#### [Objective]
Transcribe the records that follow exactly. Skip the pictures.

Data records
>> start
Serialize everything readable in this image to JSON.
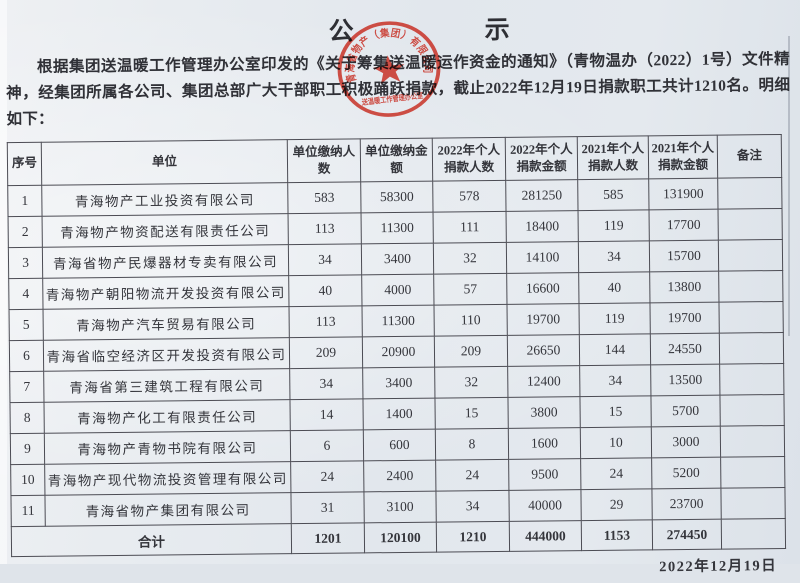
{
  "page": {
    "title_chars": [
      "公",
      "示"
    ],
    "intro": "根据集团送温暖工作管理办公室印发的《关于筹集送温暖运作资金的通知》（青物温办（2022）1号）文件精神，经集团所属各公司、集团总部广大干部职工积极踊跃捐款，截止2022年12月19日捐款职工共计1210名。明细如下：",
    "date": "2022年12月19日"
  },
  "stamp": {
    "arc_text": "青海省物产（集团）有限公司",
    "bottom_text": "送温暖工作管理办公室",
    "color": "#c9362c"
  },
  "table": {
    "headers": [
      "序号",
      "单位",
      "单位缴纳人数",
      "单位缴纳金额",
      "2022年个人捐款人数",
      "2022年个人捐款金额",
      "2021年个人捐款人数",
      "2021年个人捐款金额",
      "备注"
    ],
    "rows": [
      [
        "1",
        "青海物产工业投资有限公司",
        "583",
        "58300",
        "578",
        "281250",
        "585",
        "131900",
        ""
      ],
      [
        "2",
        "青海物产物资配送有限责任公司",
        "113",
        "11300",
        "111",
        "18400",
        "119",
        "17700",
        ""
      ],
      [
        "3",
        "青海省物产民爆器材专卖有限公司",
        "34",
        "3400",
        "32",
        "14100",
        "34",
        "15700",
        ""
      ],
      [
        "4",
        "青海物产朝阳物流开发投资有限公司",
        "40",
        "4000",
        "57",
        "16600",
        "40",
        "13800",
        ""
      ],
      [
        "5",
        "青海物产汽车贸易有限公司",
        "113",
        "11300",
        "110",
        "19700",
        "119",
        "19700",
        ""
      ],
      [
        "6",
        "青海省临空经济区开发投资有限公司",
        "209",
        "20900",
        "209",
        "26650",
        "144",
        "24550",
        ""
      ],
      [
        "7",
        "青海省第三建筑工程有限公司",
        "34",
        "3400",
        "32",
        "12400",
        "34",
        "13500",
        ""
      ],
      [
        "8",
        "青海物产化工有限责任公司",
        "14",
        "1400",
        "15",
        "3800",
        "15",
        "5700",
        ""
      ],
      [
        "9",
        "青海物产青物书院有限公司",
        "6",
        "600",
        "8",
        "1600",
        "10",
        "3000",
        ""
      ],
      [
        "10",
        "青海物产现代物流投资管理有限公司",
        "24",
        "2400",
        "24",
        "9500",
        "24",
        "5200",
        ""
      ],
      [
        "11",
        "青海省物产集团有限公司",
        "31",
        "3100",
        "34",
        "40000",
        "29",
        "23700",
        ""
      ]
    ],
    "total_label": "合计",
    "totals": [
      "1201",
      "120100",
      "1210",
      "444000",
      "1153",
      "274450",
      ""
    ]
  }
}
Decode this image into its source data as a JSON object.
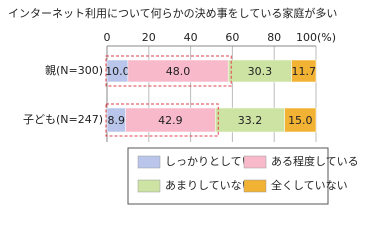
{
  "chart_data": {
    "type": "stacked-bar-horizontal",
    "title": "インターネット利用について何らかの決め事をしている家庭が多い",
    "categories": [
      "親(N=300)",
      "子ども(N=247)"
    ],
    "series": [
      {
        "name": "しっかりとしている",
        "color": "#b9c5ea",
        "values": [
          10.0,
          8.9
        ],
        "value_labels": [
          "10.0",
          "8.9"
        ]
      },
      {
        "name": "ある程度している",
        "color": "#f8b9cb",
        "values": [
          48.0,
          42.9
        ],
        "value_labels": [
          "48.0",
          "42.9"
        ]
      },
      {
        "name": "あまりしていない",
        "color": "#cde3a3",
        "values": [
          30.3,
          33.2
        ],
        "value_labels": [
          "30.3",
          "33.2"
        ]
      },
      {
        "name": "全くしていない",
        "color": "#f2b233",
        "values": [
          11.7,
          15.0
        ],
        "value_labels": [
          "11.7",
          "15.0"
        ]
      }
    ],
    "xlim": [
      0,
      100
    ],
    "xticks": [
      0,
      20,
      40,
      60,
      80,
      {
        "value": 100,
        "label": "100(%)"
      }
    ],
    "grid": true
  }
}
>> end
#### [Response]
Serialize everything readable in this image to JSON.
{
  "page": {
    "title_chars": [
      "公",
      "示"
    ],
    "intro": "根据集团送温暖工作管理办公室印发的《关于筹集送温暖运作资金的通知》（青物温办（2022）1号）文件精神，经集团所属各公司、集团总部广大干部职工积极踊跃捐款，截止2022年12月19日捐款职工共计1210名。明细如下：",
    "date": "2022年12月19日"
  },
  "stamp": {
    "arc_text": "青海省物产（集团）有限公司",
    "bottom_text": "送温暖工作管理办公室",
    "color": "#c9362c"
  },
  "table": {
    "headers": [
      "序号",
      "单位",
      "单位缴纳人数",
      "单位缴纳金额",
      "2022年个人捐款人数",
      "2022年个人捐款金额",
      "2021年个人捐款人数",
      "2021年个人捐款金额",
      "备注"
    ],
    "rows": [
      [
        "1",
        "青海物产工业投资有限公司",
        "583",
        "58300",
        "578",
        "281250",
        "585",
        "131900",
        ""
      ],
      [
        "2",
        "青海物产物资配送有限责任公司",
        "113",
        "11300",
        "111",
        "18400",
        "119",
        "17700",
        ""
      ],
      [
        "3",
        "青海省物产民爆器材专卖有限公司",
        "34",
        "3400",
        "32",
        "14100",
        "34",
        "15700",
        ""
      ],
      [
        "4",
        "青海物产朝阳物流开发投资有限公司",
        "40",
        "4000",
        "57",
        "16600",
        "40",
        "13800",
        ""
      ],
      [
        "5",
        "青海物产汽车贸易有限公司",
        "113",
        "11300",
        "110",
        "19700",
        "119",
        "19700",
        ""
      ],
      [
        "6",
        "青海省临空经济区开发投资有限公司",
        "209",
        "20900",
        "209",
        "26650",
        "144",
        "24550",
        ""
      ],
      [
        "7",
        "青海省第三建筑工程有限公司",
        "34",
        "3400",
        "32",
        "12400",
        "34",
        "13500",
        ""
      ],
      [
        "8",
        "青海物产化工有限责任公司",
        "14",
        "1400",
        "15",
        "3800",
        "15",
        "5700",
        ""
      ],
      [
        "9",
        "青海物产青物书院有限公司",
        "6",
        "600",
        "8",
        "1600",
        "10",
        "3000",
        ""
      ],
      [
        "10",
        "青海物产现代物流投资管理有限公司",
        "24",
        "2400",
        "24",
        "9500",
        "24",
        "5200",
        ""
      ],
      [
        "11",
        "青海省物产集团有限公司",
        "31",
        "3100",
        "34",
        "40000",
        "29",
        "23700",
        ""
      ]
    ],
    "total_label": "合计",
    "totals": [
      "1201",
      "120100",
      "1210",
      "444000",
      "1153",
      "274450",
      ""
    ]
  }
}
Decode this image into its source data as a JSON object.
{
  "chart_data": {
    "type": "stacked-bar-horizontal",
    "title": "インターネット利用について何らかの決め事をしている家庭が多い",
    "categories": [
      "親(N=300)",
      "子ども(N=247)"
    ],
    "series": [
      {
        "name": "しっかりとしている",
        "color": "#b9c5ea",
        "values": [
          10.0,
          8.9
        ],
        "value_labels": [
          "10.0",
          "8.9"
        ]
      },
      {
        "name": "ある程度している",
        "color": "#f8b9cb",
        "values": [
          48.0,
          42.9
        ],
        "value_labels": [
          "48.0",
          "42.9"
        ]
      },
      {
        "name": "あまりしていない",
        "color": "#cde3a3",
        "values": [
          30.3,
          33.2
        ],
        "value_labels": [
          "30.3",
          "33.2"
        ]
      },
      {
        "name": "全くしていない",
        "color": "#f2b233",
        "values": [
          11.7,
          15.0
        ],
        "value_labels": [
          "11.7",
          "15.0"
        ]
      }
    ],
    "xlim": [
      0,
      100
    ],
    "xticks": [
      0,
      20,
      40,
      60,
      80,
      {
        "value": 100,
        "label": "100(%)"
      }
    ],
    "grid": true
  }
}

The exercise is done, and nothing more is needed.